**Directions for this task**
Show every line in the entries below where the word "markets" appears.

**The data**
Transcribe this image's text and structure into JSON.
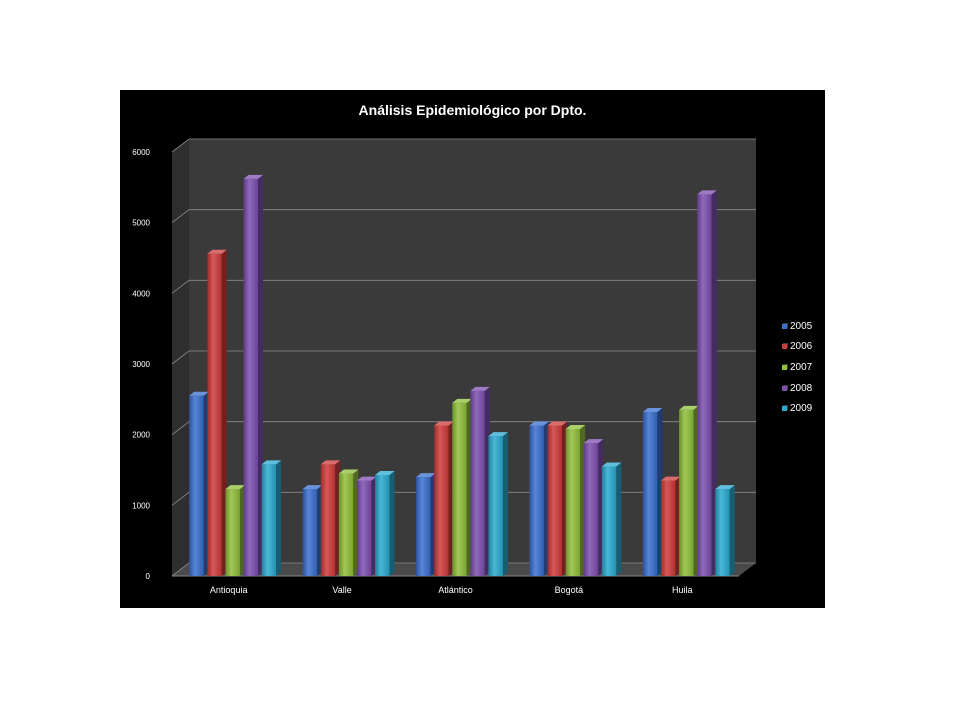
{
  "chart_data": {
    "type": "bar",
    "title": "Análisis Epidemiológico por Dpto.",
    "categories": [
      "Antioquia",
      "Valle",
      "Atlántico",
      "Bogotá",
      "Huila"
    ],
    "series": [
      {
        "name": "2005",
        "color": "#3a6fd0",
        "values": [
          2550,
          1230,
          1400,
          2130,
          2320
        ]
      },
      {
        "name": "2006",
        "color": "#d03a3a",
        "values": [
          4560,
          1580,
          2130,
          2130,
          1350
        ]
      },
      {
        "name": "2007",
        "color": "#8fc03a",
        "values": [
          1230,
          1450,
          2450,
          2080,
          2350
        ]
      },
      {
        "name": "2008",
        "color": "#7d4fb0",
        "values": [
          5620,
          1350,
          2620,
          1880,
          5400
        ]
      },
      {
        "name": "2009",
        "color": "#2aaad0",
        "values": [
          1580,
          1430,
          1980,
          1550,
          1230
        ]
      }
    ],
    "ylim": [
      0,
      6000
    ],
    "yticks": [
      0,
      1000,
      2000,
      3000,
      4000,
      5000,
      6000
    ],
    "legend_position": "right",
    "grid": true
  }
}
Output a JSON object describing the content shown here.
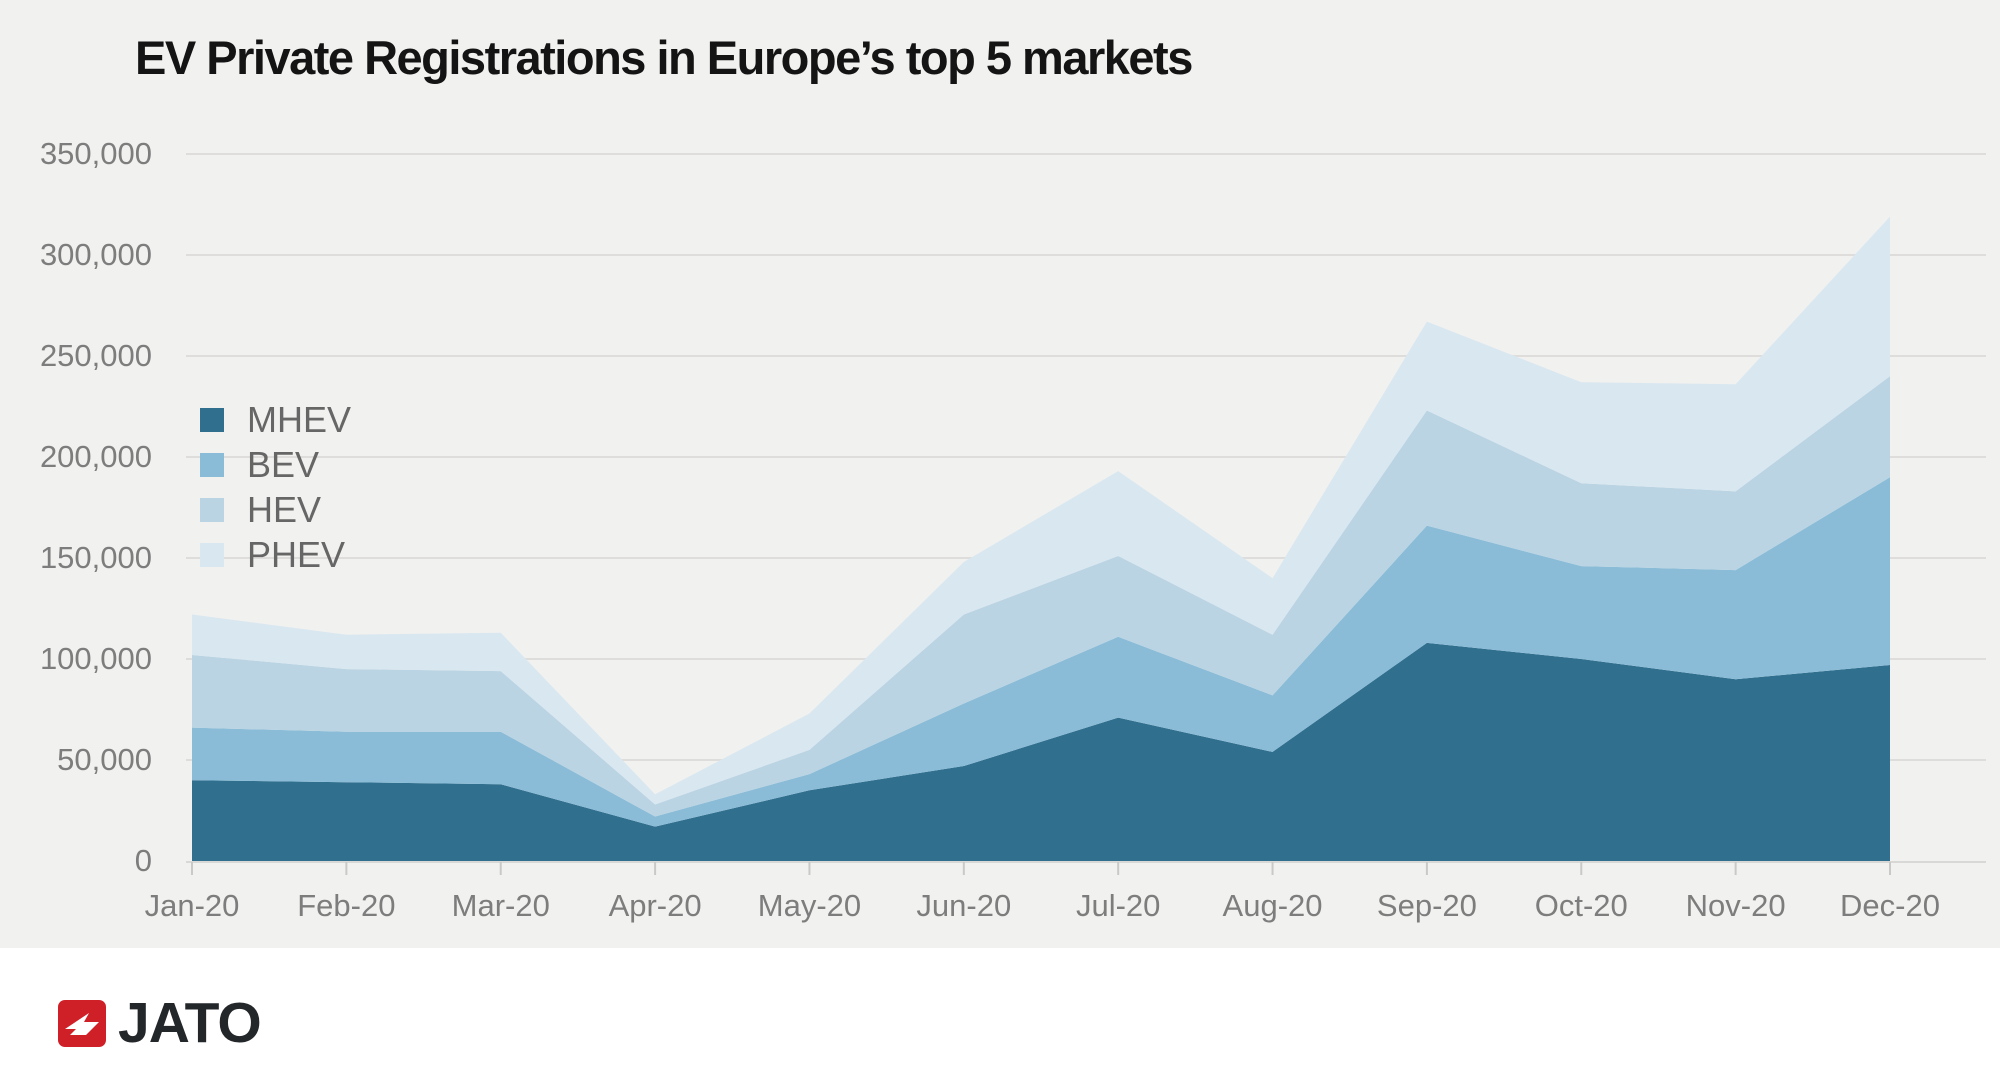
{
  "title": "EV Private Registrations in Europe’s top 5 markets",
  "logo": {
    "text": "JATO",
    "mark_color": "#cf2027"
  },
  "colors": {
    "panel_background": "#f1f1ef",
    "page_background": "#ffffff",
    "gridline": "#dedddb",
    "axis_line": "#d8d8d6",
    "tick": "#c9c9c7",
    "axis_text": "#7d7d7d",
    "legend_text": "#666666",
    "title_text": "#141414"
  },
  "chart_data": {
    "type": "area",
    "stacked": true,
    "title": "EV Private Registrations in Europe’s top 5 markets",
    "xlabel": "",
    "ylabel": "",
    "ylim": [
      0,
      350000
    ],
    "ytick_step": 50000,
    "grid": "horizontal",
    "legend_position": "upper-left-inside",
    "categories": [
      "Jan-20",
      "Feb-20",
      "Mar-20",
      "Apr-20",
      "May-20",
      "Jun-20",
      "Jul-20",
      "Aug-20",
      "Sep-20",
      "Oct-20",
      "Nov-20",
      "Dec-20"
    ],
    "series": [
      {
        "name": "MHEV",
        "color": "#306f8e",
        "values": [
          40000,
          39000,
          38000,
          17000,
          35000,
          47000,
          71000,
          54000,
          108000,
          100000,
          90000,
          97000
        ]
      },
      {
        "name": "BEV",
        "color": "#8abcd8",
        "values": [
          26000,
          25000,
          26000,
          5000,
          8000,
          31000,
          40000,
          28000,
          58000,
          46000,
          54000,
          93000
        ]
      },
      {
        "name": "HEV",
        "color": "#bad4e3",
        "values": [
          36000,
          31000,
          30000,
          6000,
          12000,
          44000,
          40000,
          30000,
          57000,
          41000,
          39000,
          50000
        ]
      },
      {
        "name": "PHEV",
        "color": "#d9e7f0",
        "values": [
          20000,
          17000,
          19000,
          5000,
          18000,
          26000,
          42000,
          28000,
          44000,
          50000,
          53000,
          79000
        ]
      }
    ],
    "y_ticks": [
      {
        "value": 0,
        "label": "0"
      },
      {
        "value": 50000,
        "label": "50,000"
      },
      {
        "value": 100000,
        "label": "100,000"
      },
      {
        "value": 150000,
        "label": "150,000"
      },
      {
        "value": 200000,
        "label": "200,000"
      },
      {
        "value": 250000,
        "label": "250,000"
      },
      {
        "value": 300000,
        "label": "300,000"
      },
      {
        "value": 350000,
        "label": "350,000"
      }
    ]
  }
}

**Exercise answer**
  "title": "EV Private Registrations in Europe’s top 5 markets",
    "title": "EV Private Registrations in Europe’s top 5 markets",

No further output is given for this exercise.